Entries from a dataset
--- Begin ---

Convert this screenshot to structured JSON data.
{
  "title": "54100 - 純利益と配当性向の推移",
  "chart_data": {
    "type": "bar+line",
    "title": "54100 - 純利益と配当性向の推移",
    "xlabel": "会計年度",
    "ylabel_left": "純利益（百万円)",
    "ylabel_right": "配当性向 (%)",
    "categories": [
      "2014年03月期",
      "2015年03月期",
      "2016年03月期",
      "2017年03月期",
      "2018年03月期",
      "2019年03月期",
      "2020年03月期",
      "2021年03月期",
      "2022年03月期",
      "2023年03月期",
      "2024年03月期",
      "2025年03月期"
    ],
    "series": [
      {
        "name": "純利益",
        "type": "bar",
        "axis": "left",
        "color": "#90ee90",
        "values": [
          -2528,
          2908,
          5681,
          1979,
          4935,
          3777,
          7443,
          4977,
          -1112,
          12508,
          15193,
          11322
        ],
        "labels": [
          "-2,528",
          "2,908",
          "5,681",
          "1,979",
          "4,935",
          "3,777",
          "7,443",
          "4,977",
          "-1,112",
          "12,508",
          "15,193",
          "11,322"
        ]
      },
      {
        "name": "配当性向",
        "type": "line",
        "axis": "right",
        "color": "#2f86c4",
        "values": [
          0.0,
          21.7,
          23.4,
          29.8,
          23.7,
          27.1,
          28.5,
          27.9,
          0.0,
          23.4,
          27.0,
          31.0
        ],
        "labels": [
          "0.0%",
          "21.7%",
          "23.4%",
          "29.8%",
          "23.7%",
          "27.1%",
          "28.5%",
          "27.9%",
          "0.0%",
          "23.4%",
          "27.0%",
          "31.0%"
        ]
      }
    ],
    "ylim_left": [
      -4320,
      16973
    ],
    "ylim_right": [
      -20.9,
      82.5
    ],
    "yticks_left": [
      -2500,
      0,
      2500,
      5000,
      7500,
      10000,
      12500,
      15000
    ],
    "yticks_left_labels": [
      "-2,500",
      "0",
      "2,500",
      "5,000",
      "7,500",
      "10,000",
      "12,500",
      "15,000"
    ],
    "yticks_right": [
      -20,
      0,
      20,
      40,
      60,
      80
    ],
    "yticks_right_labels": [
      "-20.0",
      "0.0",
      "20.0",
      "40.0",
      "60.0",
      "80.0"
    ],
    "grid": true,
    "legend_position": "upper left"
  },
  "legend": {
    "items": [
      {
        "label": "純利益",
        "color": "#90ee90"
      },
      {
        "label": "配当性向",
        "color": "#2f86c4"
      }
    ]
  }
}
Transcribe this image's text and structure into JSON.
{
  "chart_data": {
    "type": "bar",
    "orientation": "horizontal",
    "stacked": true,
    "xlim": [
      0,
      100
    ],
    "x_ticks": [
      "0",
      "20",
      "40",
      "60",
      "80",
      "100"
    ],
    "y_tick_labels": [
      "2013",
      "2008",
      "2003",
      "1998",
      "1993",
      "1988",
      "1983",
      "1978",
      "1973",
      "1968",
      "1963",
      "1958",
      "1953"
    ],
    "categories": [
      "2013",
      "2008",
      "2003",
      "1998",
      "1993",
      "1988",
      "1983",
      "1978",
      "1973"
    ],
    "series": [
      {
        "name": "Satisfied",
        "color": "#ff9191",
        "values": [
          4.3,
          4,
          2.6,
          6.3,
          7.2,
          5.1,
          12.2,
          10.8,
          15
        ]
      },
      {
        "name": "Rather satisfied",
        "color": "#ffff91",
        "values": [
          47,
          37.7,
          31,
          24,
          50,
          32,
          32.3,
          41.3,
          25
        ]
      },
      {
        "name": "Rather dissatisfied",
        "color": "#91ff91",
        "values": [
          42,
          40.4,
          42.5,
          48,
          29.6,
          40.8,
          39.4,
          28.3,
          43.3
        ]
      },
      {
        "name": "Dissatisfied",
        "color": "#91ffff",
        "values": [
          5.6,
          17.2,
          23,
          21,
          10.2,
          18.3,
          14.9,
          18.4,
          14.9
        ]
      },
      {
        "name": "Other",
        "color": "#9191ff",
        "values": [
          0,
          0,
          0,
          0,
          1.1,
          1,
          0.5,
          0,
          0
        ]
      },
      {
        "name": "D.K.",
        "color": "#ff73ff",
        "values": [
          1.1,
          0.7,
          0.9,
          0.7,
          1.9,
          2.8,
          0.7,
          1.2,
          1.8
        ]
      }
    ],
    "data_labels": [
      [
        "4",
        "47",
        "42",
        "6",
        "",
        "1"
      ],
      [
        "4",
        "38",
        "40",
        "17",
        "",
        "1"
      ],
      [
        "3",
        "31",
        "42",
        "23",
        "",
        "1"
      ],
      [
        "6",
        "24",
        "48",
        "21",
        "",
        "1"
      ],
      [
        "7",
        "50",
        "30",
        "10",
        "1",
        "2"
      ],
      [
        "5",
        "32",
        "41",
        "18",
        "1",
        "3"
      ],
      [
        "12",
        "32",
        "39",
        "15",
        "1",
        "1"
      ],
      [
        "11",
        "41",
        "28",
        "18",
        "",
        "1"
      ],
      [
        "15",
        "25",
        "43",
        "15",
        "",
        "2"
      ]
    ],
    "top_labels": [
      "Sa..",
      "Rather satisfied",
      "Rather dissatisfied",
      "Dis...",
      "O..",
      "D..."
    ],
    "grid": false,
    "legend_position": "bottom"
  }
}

--- End ---

OBJECTIVE:
From the entries above, list each line with "this" in it.

COMPLETE OUTPUT:
Convert this screenshot to structured JSON data.
Transcribe this image's text and structure into JSON.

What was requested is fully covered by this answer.